Copy every line of the data exactly, leaving nothing out.

━━━━━ DATASET

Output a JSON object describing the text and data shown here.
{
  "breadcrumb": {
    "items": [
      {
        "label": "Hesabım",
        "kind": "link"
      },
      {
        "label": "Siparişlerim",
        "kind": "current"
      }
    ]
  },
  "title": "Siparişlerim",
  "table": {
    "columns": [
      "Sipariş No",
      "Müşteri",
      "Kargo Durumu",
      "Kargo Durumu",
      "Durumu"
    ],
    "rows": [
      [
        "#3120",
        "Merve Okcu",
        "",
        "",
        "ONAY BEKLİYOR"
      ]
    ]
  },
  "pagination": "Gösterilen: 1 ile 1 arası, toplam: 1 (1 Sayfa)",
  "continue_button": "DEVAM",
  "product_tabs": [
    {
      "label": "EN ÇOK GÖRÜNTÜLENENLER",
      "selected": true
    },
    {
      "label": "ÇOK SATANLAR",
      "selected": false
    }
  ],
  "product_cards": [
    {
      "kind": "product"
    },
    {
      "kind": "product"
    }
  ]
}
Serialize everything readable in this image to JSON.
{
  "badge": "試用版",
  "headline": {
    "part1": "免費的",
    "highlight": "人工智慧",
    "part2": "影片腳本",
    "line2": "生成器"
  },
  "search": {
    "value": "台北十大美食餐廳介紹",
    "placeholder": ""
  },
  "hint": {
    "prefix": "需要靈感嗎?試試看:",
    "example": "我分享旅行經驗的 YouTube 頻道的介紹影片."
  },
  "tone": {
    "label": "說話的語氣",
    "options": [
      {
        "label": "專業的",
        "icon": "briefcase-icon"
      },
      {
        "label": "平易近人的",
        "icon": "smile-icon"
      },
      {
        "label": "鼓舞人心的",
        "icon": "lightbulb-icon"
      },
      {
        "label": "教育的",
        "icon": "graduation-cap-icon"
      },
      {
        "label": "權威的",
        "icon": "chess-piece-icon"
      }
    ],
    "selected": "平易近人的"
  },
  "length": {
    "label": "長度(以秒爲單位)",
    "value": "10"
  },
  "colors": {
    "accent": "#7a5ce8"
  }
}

━━━━━━━━━━

TASK RESPONSE:
Output a JSON object describing the text and data shown here.
{
  "breadcrumb": {
    "items": [
      {
        "label": "Hesabım",
        "kind": "link"
      },
      {
        "label": "Siparişlerim",
        "kind": "current"
      }
    ]
  },
  "title": "Siparişlerim",
  "table": {
    "columns": [
      "Sipariş No",
      "Müşteri",
      "Kargo Durumu",
      "Kargo Durumu",
      "Durumu"
    ],
    "rows": [
      [
        "#3120",
        "Merve Okcu",
        "",
        "",
        "ONAY BEKLİYOR"
      ]
    ]
  },
  "pagination": "Gösterilen: 1 ile 1 arası, toplam: 1 (1 Sayfa)",
  "continue_button": "DEVAM",
  "product_tabs": [
    {
      "label": "EN ÇOK GÖRÜNTÜLENENLER",
      "selected": true
    },
    {
      "label": "ÇOK SATANLAR",
      "selected": false
    }
  ],
  "product_cards": [
    {
      "kind": "product"
    },
    {
      "kind": "product"
    }
  ]
}
Serialize everything readable in this image to JSON.
{
  "badge": "試用版",
  "headline": {
    "part1": "免費的",
    "highlight": "人工智慧",
    "part2": "影片腳本",
    "line2": "生成器"
  },
  "search": {
    "value": "台北十大美食餐廳介紹",
    "placeholder": ""
  },
  "hint": {
    "prefix": "需要靈感嗎?試試看:",
    "example": "我分享旅行經驗的 YouTube 頻道的介紹影片."
  },
  "tone": {
    "label": "說話的語氣",
    "options": [
      {
        "label": "專業的",
        "icon": "briefcase-icon"
      },
      {
        "label": "平易近人的",
        "icon": "smile-icon"
      },
      {
        "label": "鼓舞人心的",
        "icon": "lightbulb-icon"
      },
      {
        "label": "教育的",
        "icon": "graduation-cap-icon"
      },
      {
        "label": "權威的",
        "icon": "chess-piece-icon"
      }
    ],
    "selected": "平易近人的"
  },
  "length": {
    "label": "長度(以秒爲單位)",
    "value": "10"
  },
  "colors": {
    "accent": "#7a5ce8"
  }
}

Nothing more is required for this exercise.